### Your goal
Repeat the material exactly, leaving nothing out.

### Supplied data

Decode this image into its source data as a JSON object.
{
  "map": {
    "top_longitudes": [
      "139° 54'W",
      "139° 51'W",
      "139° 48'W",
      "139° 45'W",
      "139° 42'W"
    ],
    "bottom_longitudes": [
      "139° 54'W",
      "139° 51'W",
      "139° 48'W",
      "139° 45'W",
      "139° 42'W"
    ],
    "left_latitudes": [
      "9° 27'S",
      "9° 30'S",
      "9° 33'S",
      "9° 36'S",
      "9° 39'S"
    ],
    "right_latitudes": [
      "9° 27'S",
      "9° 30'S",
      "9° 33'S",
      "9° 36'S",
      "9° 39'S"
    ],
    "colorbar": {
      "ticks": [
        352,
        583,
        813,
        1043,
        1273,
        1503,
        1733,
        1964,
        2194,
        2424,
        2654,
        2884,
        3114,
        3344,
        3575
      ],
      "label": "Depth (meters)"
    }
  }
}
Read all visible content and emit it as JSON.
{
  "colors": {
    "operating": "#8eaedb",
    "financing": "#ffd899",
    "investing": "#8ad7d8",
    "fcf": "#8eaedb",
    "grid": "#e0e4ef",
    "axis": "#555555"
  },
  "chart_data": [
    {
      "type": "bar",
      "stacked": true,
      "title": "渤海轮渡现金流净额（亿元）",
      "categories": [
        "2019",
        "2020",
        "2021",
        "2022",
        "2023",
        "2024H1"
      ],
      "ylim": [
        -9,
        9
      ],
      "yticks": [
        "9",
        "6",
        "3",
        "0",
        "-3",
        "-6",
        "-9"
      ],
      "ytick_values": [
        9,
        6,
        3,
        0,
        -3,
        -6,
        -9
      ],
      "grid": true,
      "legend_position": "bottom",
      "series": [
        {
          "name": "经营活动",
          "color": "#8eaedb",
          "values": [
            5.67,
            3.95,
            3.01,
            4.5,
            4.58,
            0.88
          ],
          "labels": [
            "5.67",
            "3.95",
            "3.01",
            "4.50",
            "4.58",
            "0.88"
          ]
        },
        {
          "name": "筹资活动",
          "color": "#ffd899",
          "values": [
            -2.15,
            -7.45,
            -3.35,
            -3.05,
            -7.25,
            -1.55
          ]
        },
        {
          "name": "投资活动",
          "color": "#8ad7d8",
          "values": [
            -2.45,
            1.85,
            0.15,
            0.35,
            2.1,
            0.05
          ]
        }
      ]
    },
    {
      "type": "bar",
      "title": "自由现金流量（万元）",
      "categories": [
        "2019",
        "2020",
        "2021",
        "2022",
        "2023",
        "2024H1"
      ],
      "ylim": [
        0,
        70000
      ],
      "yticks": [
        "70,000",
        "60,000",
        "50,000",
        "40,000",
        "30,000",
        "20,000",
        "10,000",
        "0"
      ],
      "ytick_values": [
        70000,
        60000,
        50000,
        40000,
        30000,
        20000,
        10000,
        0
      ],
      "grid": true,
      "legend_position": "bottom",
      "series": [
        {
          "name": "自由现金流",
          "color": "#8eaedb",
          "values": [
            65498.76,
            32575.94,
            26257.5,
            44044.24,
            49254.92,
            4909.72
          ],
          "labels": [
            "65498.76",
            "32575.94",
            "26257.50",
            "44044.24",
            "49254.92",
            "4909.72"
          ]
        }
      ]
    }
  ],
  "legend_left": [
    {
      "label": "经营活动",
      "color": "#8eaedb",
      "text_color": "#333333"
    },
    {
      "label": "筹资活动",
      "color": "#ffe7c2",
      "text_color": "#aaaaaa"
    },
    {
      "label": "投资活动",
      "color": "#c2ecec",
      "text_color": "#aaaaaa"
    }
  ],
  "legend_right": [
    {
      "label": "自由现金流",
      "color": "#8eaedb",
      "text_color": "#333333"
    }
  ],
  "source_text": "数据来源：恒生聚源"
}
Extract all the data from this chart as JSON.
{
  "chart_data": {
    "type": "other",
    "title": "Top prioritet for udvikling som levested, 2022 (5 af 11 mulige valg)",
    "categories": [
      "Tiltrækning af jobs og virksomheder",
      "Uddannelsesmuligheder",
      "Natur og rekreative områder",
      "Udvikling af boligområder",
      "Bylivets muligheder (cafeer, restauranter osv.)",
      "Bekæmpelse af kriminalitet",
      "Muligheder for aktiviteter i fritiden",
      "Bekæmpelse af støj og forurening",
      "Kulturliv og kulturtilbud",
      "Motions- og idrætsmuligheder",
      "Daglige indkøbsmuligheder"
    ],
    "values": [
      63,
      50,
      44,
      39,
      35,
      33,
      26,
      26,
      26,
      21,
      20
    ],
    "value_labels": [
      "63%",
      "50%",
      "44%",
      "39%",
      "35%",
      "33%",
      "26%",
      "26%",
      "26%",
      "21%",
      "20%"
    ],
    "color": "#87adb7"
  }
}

### Output
Decode this image into its source data as a JSON object.
{
  "map": {
    "top_longitudes": [
      "139° 54'W",
      "139° 51'W",
      "139° 48'W",
      "139° 45'W",
      "139° 42'W"
    ],
    "bottom_longitudes": [
      "139° 54'W",
      "139° 51'W",
      "139° 48'W",
      "139° 45'W",
      "139° 42'W"
    ],
    "left_latitudes": [
      "9° 27'S",
      "9° 30'S",
      "9° 33'S",
      "9° 36'S",
      "9° 39'S"
    ],
    "right_latitudes": [
      "9° 27'S",
      "9° 30'S",
      "9° 33'S",
      "9° 36'S",
      "9° 39'S"
    ],
    "colorbar": {
      "ticks": [
        352,
        583,
        813,
        1043,
        1273,
        1503,
        1733,
        1964,
        2194,
        2424,
        2654,
        2884,
        3114,
        3344,
        3575
      ],
      "label": "Depth (meters)"
    }
  }
}
Read all visible content and emit it as JSON.
{
  "colors": {
    "operating": "#8eaedb",
    "financing": "#ffd899",
    "investing": "#8ad7d8",
    "fcf": "#8eaedb",
    "grid": "#e0e4ef",
    "axis": "#555555"
  },
  "chart_data": [
    {
      "type": "bar",
      "stacked": true,
      "title": "渤海轮渡现金流净额（亿元）",
      "categories": [
        "2019",
        "2020",
        "2021",
        "2022",
        "2023",
        "2024H1"
      ],
      "ylim": [
        -9,
        9
      ],
      "yticks": [
        "9",
        "6",
        "3",
        "0",
        "-3",
        "-6",
        "-9"
      ],
      "ytick_values": [
        9,
        6,
        3,
        0,
        -3,
        -6,
        -9
      ],
      "grid": true,
      "legend_position": "bottom",
      "series": [
        {
          "name": "经营活动",
          "color": "#8eaedb",
          "values": [
            5.67,
            3.95,
            3.01,
            4.5,
            4.58,
            0.88
          ],
          "labels": [
            "5.67",
            "3.95",
            "3.01",
            "4.50",
            "4.58",
            "0.88"
          ]
        },
        {
          "name": "筹资活动",
          "color": "#ffd899",
          "values": [
            -2.15,
            -7.45,
            -3.35,
            -3.05,
            -7.25,
            -1.55
          ]
        },
        {
          "name": "投资活动",
          "color": "#8ad7d8",
          "values": [
            -2.45,
            1.85,
            0.15,
            0.35,
            2.1,
            0.05
          ]
        }
      ]
    },
    {
      "type": "bar",
      "title": "自由现金流量（万元）",
      "categories": [
        "2019",
        "2020",
        "2021",
        "2022",
        "2023",
        "2024H1"
      ],
      "ylim": [
        0,
        70000
      ],
      "yticks": [
        "70,000",
        "60,000",
        "50,000",
        "40,000",
        "30,000",
        "20,000",
        "10,000",
        "0"
      ],
      "ytick_values": [
        70000,
        60000,
        50000,
        40000,
        30000,
        20000,
        10000,
        0
      ],
      "grid": true,
      "legend_position": "bottom",
      "series": [
        {
          "name": "自由现金流",
          "color": "#8eaedb",
          "values": [
            65498.76,
            32575.94,
            26257.5,
            44044.24,
            49254.92,
            4909.72
          ],
          "labels": [
            "65498.76",
            "32575.94",
            "26257.50",
            "44044.24",
            "49254.92",
            "4909.72"
          ]
        }
      ]
    }
  ],
  "legend_left": [
    {
      "label": "经营活动",
      "color": "#8eaedb",
      "text_color": "#333333"
    },
    {
      "label": "筹资活动",
      "color": "#ffe7c2",
      "text_color": "#aaaaaa"
    },
    {
      "label": "投资活动",
      "color": "#c2ecec",
      "text_color": "#aaaaaa"
    }
  ],
  "legend_right": [
    {
      "label": "自由现金流",
      "color": "#8eaedb",
      "text_color": "#333333"
    }
  ],
  "source_text": "数据来源：恒生聚源"
}
Extract all the data from this chart as JSON.
{
  "chart_data": {
    "type": "other",
    "title": "Top prioritet for udvikling som levested, 2022 (5 af 11 mulige valg)",
    "categories": [
      "Tiltrækning af jobs og virksomheder",
      "Uddannelsesmuligheder",
      "Natur og rekreative områder",
      "Udvikling af boligområder",
      "Bylivets muligheder (cafeer, restauranter osv.)",
      "Bekæmpelse af kriminalitet",
      "Muligheder for aktiviteter i fritiden",
      "Bekæmpelse af støj og forurening",
      "Kulturliv og kulturtilbud",
      "Motions- og idrætsmuligheder",
      "Daglige indkøbsmuligheder"
    ],
    "values": [
      63,
      50,
      44,
      39,
      35,
      33,
      26,
      26,
      26,
      21,
      20
    ],
    "value_labels": [
      "63%",
      "50%",
      "44%",
      "39%",
      "35%",
      "33%",
      "26%",
      "26%",
      "26%",
      "21%",
      "20%"
    ],
    "color": "#87adb7"
  }
}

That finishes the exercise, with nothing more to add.